● Input:
__________________________________________________

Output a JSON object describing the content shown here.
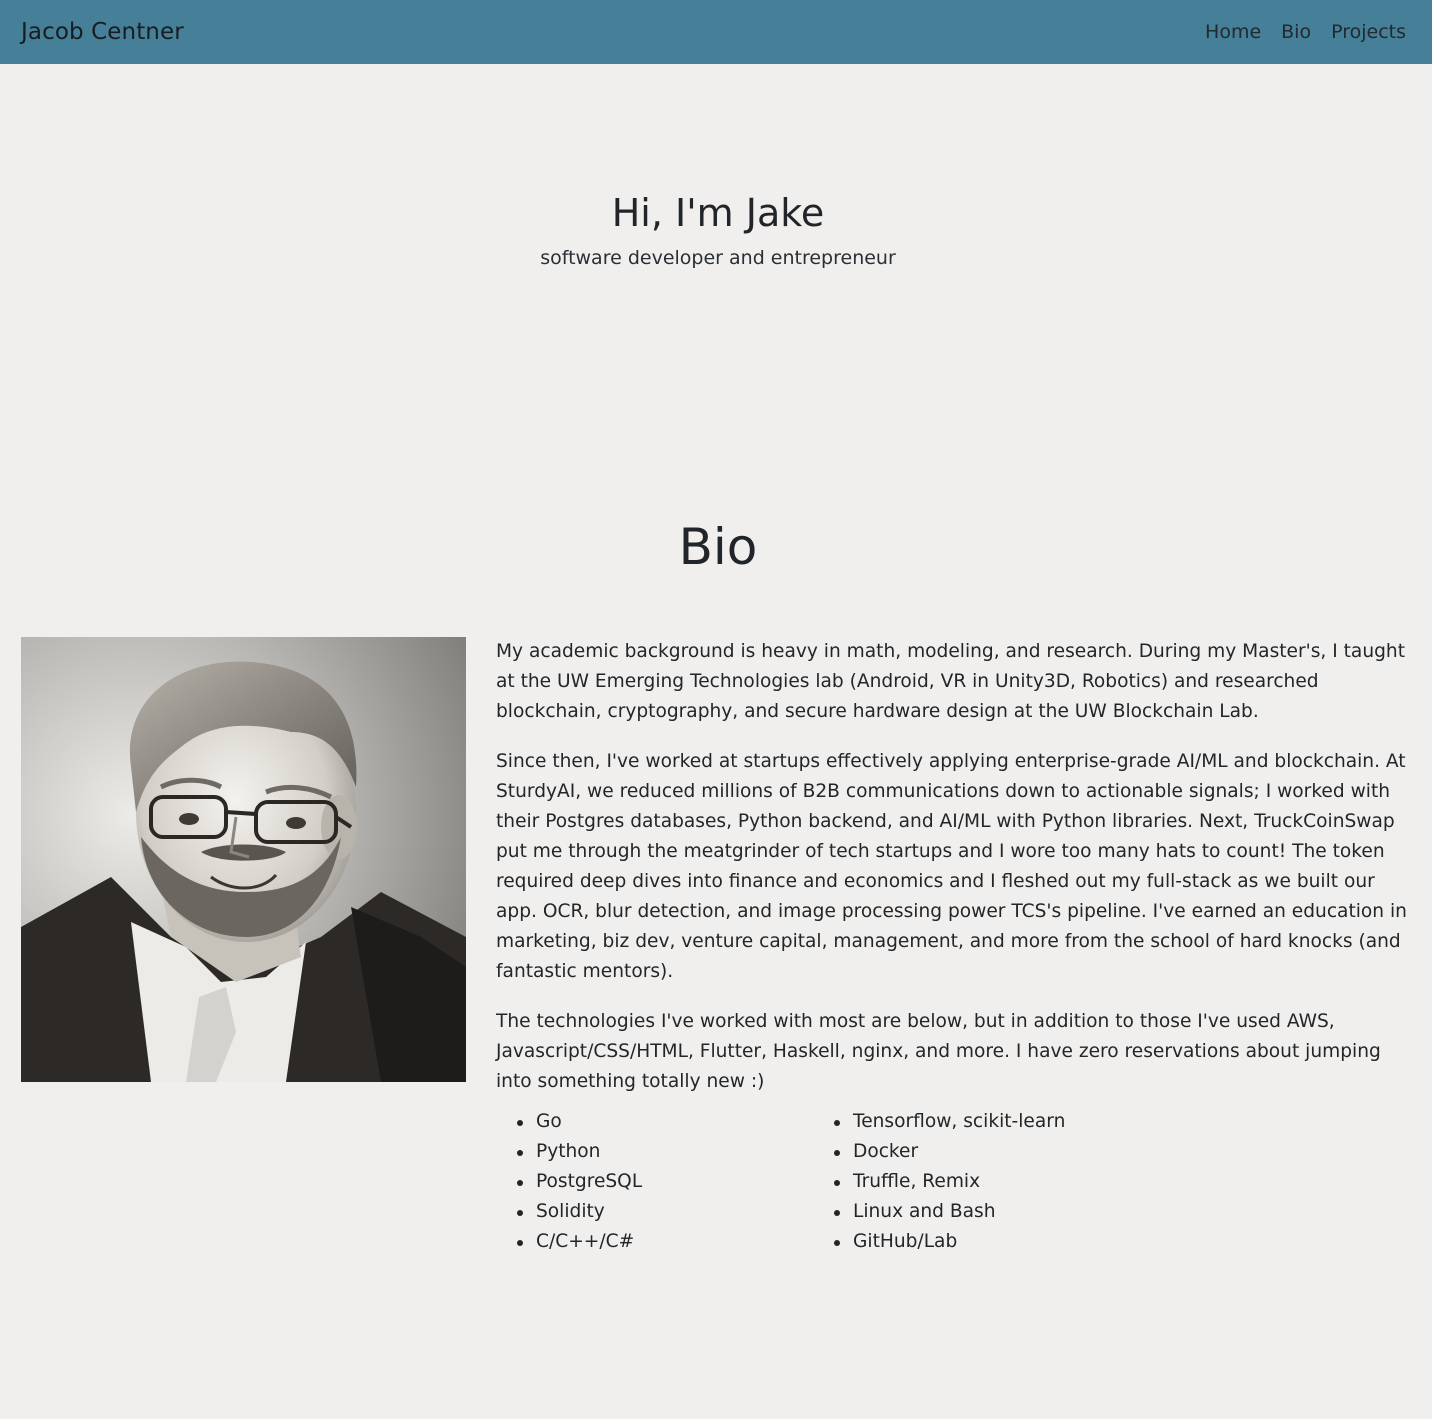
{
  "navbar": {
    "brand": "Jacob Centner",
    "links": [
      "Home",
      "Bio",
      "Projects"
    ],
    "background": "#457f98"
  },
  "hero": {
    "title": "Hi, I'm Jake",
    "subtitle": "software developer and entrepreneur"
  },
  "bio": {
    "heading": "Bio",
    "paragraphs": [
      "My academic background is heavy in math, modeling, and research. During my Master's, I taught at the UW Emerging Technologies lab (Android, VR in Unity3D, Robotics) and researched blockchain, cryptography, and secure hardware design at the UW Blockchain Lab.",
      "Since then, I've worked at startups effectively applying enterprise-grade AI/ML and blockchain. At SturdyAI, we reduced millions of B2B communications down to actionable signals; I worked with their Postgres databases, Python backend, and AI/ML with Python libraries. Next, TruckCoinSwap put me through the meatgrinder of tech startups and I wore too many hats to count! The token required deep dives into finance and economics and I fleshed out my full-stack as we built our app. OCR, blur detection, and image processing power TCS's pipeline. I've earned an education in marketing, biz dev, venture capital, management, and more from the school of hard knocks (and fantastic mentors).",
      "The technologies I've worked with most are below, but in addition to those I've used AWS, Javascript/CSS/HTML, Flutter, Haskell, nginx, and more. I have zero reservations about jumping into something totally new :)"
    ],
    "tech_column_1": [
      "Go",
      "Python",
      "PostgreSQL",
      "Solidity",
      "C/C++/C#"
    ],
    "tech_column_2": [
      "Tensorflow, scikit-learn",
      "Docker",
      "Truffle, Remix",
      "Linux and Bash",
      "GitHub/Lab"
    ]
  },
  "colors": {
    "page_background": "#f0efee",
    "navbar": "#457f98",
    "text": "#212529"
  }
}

__________________________________________________

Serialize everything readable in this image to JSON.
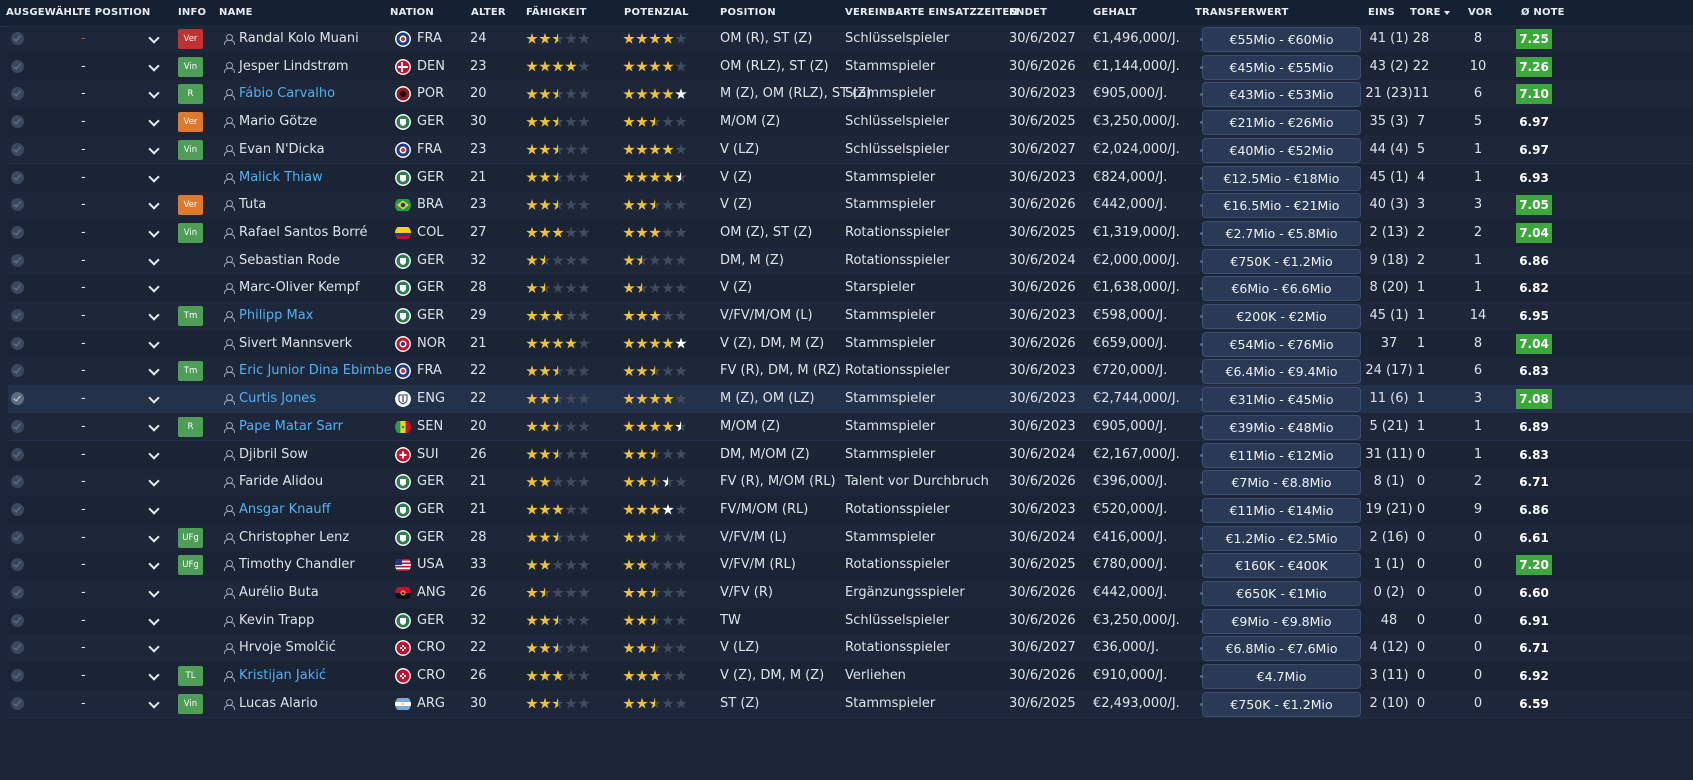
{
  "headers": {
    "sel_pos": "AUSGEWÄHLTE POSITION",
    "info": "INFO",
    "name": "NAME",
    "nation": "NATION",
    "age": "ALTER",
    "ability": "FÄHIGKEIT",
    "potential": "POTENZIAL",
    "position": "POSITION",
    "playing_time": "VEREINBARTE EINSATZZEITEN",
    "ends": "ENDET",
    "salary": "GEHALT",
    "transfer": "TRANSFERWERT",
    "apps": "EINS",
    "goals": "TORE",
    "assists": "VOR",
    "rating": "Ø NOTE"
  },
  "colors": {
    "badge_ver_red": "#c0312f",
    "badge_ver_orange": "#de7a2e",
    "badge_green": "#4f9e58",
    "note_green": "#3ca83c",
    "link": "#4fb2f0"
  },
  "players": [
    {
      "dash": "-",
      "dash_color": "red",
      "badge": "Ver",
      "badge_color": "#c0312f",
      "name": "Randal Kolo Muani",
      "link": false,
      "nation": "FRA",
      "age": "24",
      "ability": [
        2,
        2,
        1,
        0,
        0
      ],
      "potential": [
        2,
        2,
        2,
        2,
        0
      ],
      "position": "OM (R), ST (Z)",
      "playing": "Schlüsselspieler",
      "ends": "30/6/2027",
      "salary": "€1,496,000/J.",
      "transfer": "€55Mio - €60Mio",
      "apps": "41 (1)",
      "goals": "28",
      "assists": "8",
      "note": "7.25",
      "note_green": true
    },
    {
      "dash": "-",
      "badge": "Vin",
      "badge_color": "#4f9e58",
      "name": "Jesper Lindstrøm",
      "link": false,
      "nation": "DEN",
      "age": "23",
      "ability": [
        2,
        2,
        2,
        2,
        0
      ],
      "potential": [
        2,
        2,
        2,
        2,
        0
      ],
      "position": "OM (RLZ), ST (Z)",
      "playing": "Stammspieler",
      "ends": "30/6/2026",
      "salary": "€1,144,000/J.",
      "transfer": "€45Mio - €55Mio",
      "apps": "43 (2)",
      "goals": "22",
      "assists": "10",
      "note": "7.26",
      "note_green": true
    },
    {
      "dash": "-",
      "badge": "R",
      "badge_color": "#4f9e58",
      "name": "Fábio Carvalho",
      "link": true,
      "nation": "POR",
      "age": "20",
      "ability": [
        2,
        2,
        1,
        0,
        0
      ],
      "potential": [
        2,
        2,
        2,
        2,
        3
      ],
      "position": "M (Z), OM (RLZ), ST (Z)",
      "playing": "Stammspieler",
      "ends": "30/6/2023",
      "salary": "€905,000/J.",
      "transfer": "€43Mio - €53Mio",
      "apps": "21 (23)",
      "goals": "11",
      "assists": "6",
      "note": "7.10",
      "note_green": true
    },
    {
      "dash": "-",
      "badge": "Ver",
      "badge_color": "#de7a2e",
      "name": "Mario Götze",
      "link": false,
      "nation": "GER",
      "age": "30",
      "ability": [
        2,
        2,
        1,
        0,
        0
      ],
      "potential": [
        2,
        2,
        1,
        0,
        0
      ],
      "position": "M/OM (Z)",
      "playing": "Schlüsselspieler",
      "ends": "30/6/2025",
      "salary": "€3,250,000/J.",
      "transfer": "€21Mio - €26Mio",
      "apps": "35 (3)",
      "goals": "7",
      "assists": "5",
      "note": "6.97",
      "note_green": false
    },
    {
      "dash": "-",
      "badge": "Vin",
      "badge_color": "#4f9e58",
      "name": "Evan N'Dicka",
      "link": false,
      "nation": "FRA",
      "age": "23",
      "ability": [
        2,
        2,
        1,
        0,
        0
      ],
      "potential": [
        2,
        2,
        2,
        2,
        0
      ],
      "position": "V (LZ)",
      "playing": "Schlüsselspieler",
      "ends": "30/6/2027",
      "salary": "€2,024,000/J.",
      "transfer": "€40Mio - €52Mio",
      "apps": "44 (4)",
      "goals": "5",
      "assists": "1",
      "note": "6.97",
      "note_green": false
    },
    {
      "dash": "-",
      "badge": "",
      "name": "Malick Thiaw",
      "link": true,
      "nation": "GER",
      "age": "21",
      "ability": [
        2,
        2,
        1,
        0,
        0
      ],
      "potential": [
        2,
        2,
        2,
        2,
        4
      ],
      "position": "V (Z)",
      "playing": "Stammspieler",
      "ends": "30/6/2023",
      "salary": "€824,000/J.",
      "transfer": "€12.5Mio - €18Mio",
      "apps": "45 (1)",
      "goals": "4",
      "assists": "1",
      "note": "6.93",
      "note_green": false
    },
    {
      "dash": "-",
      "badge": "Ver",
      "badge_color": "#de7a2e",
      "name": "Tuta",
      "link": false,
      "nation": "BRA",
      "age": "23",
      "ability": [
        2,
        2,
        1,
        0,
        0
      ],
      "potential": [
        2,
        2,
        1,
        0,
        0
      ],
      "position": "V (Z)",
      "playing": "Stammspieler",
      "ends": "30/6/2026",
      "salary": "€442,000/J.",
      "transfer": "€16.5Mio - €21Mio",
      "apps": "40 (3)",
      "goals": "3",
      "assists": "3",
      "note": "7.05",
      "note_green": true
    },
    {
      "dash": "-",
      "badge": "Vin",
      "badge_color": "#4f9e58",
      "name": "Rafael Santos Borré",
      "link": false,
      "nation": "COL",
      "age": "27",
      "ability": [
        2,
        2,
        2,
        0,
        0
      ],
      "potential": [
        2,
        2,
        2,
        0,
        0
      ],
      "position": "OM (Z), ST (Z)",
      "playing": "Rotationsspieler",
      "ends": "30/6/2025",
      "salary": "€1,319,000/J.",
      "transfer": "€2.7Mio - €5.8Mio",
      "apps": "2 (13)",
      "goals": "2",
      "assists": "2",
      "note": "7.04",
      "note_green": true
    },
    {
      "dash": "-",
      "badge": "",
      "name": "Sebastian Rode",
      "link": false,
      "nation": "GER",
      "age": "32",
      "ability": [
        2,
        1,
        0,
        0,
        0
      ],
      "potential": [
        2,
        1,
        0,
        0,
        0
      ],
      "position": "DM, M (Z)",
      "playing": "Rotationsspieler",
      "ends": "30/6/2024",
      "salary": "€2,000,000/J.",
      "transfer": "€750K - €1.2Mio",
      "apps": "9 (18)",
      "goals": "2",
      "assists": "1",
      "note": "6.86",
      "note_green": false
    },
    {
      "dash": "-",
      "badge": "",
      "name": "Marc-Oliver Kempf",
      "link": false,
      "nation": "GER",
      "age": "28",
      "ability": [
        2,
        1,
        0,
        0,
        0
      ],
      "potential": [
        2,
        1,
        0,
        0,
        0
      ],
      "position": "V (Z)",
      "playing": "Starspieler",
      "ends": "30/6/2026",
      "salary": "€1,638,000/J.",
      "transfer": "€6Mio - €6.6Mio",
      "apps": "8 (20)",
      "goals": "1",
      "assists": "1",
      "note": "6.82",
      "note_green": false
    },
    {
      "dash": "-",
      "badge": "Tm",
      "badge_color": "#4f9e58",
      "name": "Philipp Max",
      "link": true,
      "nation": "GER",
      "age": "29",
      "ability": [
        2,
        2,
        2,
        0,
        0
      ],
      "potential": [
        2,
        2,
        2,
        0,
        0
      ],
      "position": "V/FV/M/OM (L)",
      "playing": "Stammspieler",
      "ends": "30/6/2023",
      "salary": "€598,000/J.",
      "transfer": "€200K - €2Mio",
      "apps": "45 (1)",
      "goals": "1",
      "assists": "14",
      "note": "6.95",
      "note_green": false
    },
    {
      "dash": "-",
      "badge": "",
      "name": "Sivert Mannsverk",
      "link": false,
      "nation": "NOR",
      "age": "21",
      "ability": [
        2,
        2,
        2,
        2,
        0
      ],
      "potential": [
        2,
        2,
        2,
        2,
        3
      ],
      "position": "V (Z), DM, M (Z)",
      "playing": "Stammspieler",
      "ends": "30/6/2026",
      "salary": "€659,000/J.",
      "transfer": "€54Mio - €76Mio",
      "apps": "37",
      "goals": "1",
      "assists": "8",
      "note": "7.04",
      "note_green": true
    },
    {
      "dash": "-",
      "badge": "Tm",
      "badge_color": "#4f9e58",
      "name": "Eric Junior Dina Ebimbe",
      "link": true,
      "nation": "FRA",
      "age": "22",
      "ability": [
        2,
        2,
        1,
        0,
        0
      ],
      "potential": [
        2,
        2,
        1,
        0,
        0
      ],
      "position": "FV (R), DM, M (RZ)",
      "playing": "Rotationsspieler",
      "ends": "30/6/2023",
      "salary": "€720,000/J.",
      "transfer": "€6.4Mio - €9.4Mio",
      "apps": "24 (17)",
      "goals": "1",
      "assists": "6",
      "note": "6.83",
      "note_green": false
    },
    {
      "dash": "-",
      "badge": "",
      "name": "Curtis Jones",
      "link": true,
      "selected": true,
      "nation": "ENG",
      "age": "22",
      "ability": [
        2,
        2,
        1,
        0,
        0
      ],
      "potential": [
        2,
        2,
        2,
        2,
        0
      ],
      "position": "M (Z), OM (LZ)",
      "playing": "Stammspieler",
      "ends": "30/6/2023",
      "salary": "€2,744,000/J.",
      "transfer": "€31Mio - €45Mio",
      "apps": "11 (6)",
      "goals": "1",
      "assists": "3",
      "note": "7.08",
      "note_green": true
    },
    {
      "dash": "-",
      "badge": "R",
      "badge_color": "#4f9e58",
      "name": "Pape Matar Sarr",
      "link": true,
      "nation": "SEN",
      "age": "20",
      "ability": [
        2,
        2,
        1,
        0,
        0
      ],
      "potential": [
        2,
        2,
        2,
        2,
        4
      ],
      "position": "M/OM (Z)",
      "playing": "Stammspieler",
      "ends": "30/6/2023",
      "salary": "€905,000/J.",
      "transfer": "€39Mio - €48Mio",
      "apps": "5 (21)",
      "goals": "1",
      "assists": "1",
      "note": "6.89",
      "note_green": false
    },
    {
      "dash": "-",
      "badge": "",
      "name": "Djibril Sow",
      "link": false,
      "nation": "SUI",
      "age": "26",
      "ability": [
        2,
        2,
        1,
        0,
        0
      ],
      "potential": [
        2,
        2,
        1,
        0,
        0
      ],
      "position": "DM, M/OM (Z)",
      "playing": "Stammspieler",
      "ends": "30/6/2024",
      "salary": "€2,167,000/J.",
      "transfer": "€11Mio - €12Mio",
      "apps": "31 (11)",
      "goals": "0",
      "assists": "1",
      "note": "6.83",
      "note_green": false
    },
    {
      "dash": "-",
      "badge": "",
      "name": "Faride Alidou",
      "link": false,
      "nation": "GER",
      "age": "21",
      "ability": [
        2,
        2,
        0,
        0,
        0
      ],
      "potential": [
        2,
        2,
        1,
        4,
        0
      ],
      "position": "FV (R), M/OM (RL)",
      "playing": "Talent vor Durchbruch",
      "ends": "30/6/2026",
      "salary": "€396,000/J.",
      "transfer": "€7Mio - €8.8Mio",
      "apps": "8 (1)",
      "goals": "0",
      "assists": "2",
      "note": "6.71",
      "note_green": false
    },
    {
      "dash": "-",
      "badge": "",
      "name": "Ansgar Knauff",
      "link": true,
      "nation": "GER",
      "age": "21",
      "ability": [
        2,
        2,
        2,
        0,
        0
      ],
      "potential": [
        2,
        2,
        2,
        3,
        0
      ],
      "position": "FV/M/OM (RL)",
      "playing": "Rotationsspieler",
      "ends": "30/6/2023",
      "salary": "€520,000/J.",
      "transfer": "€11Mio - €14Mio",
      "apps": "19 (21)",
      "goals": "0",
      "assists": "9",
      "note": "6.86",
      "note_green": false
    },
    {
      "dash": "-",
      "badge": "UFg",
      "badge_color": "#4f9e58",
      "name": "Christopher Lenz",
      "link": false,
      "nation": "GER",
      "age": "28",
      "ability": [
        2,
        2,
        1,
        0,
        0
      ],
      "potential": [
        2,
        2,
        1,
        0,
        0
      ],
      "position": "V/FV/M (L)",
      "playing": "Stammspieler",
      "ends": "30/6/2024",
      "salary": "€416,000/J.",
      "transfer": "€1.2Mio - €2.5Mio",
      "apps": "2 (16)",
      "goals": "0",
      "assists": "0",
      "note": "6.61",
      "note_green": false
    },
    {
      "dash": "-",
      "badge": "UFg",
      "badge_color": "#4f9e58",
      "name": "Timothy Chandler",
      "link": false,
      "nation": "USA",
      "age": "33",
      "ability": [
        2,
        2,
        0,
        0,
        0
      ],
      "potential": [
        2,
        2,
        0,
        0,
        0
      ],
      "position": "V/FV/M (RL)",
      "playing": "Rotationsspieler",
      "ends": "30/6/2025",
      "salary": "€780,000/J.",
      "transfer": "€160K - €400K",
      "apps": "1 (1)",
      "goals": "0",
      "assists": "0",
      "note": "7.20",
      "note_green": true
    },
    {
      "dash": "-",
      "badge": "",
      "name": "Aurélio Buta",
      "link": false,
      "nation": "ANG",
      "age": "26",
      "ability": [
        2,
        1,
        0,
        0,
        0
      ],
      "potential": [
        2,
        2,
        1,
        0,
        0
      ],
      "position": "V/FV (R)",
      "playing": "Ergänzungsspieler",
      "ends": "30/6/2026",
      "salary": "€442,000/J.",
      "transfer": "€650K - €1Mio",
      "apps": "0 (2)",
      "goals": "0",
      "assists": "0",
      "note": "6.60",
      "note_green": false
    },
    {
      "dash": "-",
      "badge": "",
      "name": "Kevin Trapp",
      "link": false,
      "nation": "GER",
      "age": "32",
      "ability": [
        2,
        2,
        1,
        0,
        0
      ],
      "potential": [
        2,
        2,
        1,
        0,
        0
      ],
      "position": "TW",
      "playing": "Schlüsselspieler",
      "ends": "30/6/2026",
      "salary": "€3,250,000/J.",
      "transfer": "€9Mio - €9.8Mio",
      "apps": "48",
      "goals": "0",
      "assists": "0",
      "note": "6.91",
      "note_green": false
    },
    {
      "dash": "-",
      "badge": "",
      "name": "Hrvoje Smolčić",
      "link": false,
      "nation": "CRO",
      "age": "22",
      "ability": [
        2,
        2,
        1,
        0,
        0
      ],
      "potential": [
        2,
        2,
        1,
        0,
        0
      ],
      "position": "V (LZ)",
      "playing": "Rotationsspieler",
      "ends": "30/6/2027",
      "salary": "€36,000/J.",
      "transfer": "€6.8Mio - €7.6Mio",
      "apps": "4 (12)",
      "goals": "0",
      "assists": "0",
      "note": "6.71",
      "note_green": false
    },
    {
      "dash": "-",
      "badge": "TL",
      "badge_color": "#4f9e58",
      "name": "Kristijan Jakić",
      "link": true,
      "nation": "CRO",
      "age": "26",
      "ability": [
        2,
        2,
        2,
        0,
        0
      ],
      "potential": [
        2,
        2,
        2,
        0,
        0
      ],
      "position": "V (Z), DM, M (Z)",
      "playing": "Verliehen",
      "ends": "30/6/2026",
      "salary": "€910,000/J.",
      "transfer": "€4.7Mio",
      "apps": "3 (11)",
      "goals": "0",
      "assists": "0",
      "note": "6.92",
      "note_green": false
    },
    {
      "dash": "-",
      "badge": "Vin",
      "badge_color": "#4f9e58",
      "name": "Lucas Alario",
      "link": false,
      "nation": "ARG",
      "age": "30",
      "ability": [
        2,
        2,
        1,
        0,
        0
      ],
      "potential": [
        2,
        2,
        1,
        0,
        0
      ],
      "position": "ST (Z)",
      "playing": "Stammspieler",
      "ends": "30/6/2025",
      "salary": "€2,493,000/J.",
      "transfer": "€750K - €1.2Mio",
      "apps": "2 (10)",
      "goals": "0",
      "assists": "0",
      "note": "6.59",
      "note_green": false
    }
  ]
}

__________________________________________________

● Written exercise: Extract, from the material above, each line holding the word "image".

● The reply:
      "Since then, I've worked at startups effectively applying enterprise-grade AI/ML and blockchain. At SturdyAI, we reduced millions of B2B communications down to actionable signals; I worked with their Postgres databases, Python backend, and AI/ML with Python libraries. Next, TruckCoinSwap put me through the meatgrinder of tech startups and I wore too many hats to count! The token required deep dives into finance and economics and I fleshed out my full-stack as we built our app. OCR, blur detection, and image processing power TCS's pipeline. I've earned an education in marketing, biz dev, venture capital, management, and more from the school of hard knocks (and fantastic mentors).",
Serialize everything readable in this image to JSON.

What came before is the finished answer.